→ **STATED GOAL**
Extract each record and reproduce it exactly.

→ **MATERIAL SUPPLIED**
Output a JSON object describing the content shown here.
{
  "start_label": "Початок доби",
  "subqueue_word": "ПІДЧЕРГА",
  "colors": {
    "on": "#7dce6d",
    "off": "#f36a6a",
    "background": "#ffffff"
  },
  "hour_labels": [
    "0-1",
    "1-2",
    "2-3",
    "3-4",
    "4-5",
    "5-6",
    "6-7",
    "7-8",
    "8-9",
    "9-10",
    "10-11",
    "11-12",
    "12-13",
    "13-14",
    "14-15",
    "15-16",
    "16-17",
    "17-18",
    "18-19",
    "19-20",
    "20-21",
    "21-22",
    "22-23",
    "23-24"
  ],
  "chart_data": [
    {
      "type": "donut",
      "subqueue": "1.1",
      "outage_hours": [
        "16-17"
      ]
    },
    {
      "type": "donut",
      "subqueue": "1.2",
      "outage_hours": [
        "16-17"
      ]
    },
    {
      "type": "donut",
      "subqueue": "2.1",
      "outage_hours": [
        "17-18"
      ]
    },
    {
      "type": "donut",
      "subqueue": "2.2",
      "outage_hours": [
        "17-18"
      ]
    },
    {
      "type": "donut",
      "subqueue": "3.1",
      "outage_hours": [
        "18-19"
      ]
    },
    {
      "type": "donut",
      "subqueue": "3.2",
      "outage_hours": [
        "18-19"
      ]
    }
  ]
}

→ **THE SOLUTION**
Output a JSON object describing the content shown here.
{
  "start_label": "Початок доби",
  "subqueue_word": "ПІДЧЕРГА",
  "colors": {
    "on": "#7dce6d",
    "off": "#f36a6a",
    "background": "#ffffff"
  },
  "hour_labels": [
    "0-1",
    "1-2",
    "2-3",
    "3-4",
    "4-5",
    "5-6",
    "6-7",
    "7-8",
    "8-9",
    "9-10",
    "10-11",
    "11-12",
    "12-13",
    "13-14",
    "14-15",
    "15-16",
    "16-17",
    "17-18",
    "18-19",
    "19-20",
    "20-21",
    "21-22",
    "22-23",
    "23-24"
  ],
  "chart_data": [
    {
      "type": "donut",
      "subqueue": "1.1",
      "outage_hours": [
        "16-17"
      ]
    },
    {
      "type": "donut",
      "subqueue": "1.2",
      "outage_hours": [
        "16-17"
      ]
    },
    {
      "type": "donut",
      "subqueue": "2.1",
      "outage_hours": [
        "17-18"
      ]
    },
    {
      "type": "donut",
      "subqueue": "2.2",
      "outage_hours": [
        "17-18"
      ]
    },
    {
      "type": "donut",
      "subqueue": "3.1",
      "outage_hours": [
        "18-19"
      ]
    },
    {
      "type": "donut",
      "subqueue": "3.2",
      "outage_hours": [
        "18-19"
      ]
    }
  ]
}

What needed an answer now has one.